## Exercise details
Search the data for the word "carbonate". Reproduce every line where it is found.

(Figure content listings)
##############################

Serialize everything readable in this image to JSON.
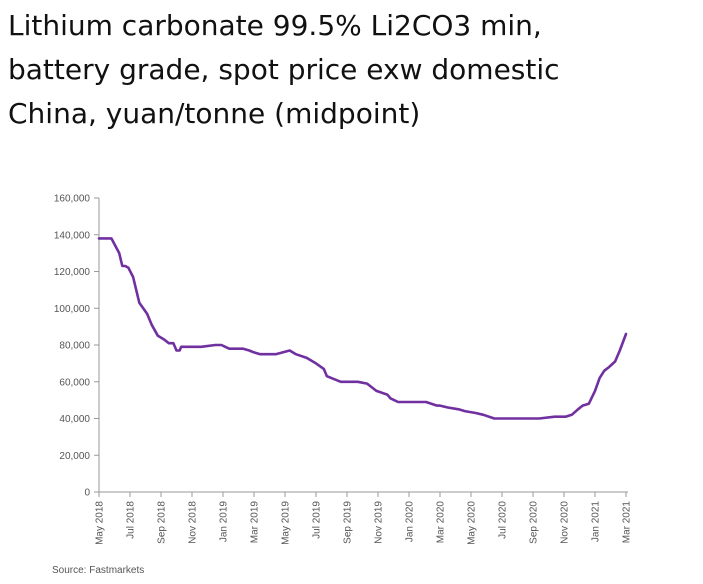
{
  "title_lines": [
    "Lithium carbonate 99.5% Li2CO3 min,",
    "battery grade, spot price exw domestic",
    "China, yuan/tonne (midpoint)"
  ],
  "source": "Source: Fastmarkets",
  "colors": {
    "line": "#7030a0",
    "axis": "#999999",
    "tick_text": "#555555"
  },
  "chart_data": {
    "type": "line",
    "title": "Lithium carbonate 99.5% Li2CO3 min, battery grade, spot price exw domestic China, yuan/tonne (midpoint)",
    "xlabel": "",
    "ylabel": "",
    "ylim": [
      0,
      160000
    ],
    "yticks": [
      0,
      20000,
      40000,
      60000,
      80000,
      100000,
      120000,
      140000,
      160000
    ],
    "ytick_labels": [
      "0",
      "20,000",
      "40,000",
      "60,000",
      "80,000",
      "100,000",
      "120,000",
      "140,000",
      "160,000"
    ],
    "xlim": [
      0,
      34
    ],
    "xticks": [
      0,
      2,
      4,
      6,
      8,
      10,
      12,
      14,
      16,
      18,
      20,
      22,
      24,
      26,
      28,
      30,
      32,
      34
    ],
    "xtick_labels": [
      "May 2018",
      "Jul 2018",
      "Sep 2018",
      "Nov 2018",
      "Jan 2019",
      "Mar 2019",
      "May 2019",
      "Jul 2019",
      "Sep 2019",
      "Nov 2019",
      "Jan 2020",
      "Mar 2020",
      "May 2020",
      "Jul 2020",
      "Sep 2020",
      "Nov 2020",
      "Jan 2021",
      "Mar 2021"
    ],
    "grid": false,
    "series": [
      {
        "x": [
          0,
          0.8,
          1.3,
          1.5,
          1.7,
          1.9,
          2.2,
          2.6,
          3.1,
          3.4,
          3.8,
          4.2,
          4.5,
          4.8,
          5.0,
          5.2,
          5.3,
          5.5,
          5.8,
          6.6,
          7.5,
          7.9,
          8.4,
          8.9,
          9.3,
          9.7,
          10.0,
          10.4,
          10.8,
          11.4,
          12.3,
          12.7,
          13.4,
          14.0,
          14.5,
          14.7,
          15.0,
          15.3,
          15.6,
          15.9,
          16.3,
          16.7,
          17.3,
          17.9,
          18.6,
          18.8,
          19.3,
          19.6,
          20.0,
          20.4,
          21.1,
          21.8,
          22.0,
          22.5,
          23.2,
          23.6,
          24.3,
          24.8,
          25.5,
          26.1,
          26.5,
          27.1,
          27.4,
          27.6,
          28.4,
          29.4,
          30.1,
          30.5,
          30.9,
          31.2,
          31.6,
          32.0,
          32.3,
          32.6,
          32.9,
          33.3,
          33.6,
          34.0
        ],
        "y": [
          138000,
          138000,
          130000,
          123000,
          123000,
          122000,
          117000,
          103000,
          97000,
          91000,
          85000,
          83000,
          81000,
          81000,
          77000,
          77000,
          79000,
          79000,
          79000,
          79000,
          80000,
          80000,
          78000,
          78000,
          78000,
          77000,
          76000,
          75000,
          75000,
          75000,
          77000,
          75000,
          73000,
          70000,
          67000,
          63000,
          62000,
          61000,
          60000,
          60000,
          60000,
          60000,
          59000,
          55000,
          53000,
          51000,
          49000,
          49000,
          49000,
          49000,
          49000,
          47000,
          47000,
          46000,
          45000,
          44000,
          43000,
          42000,
          40000,
          40000,
          40000,
          40000,
          40000,
          40000,
          40000,
          41000,
          41000,
          42000,
          45000,
          47000,
          48000,
          55000,
          62000,
          66000,
          68000,
          71000,
          77000,
          86000
        ]
      }
    ]
  }
}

##############################

## Expected output
    "Lithium carbonate 99.5% Li2CO3 min,",
    "title": "Lithium carbonate 99.5% Li2CO3 min, battery grade, spot price exw domestic China, yuan/tonne (midpoint)",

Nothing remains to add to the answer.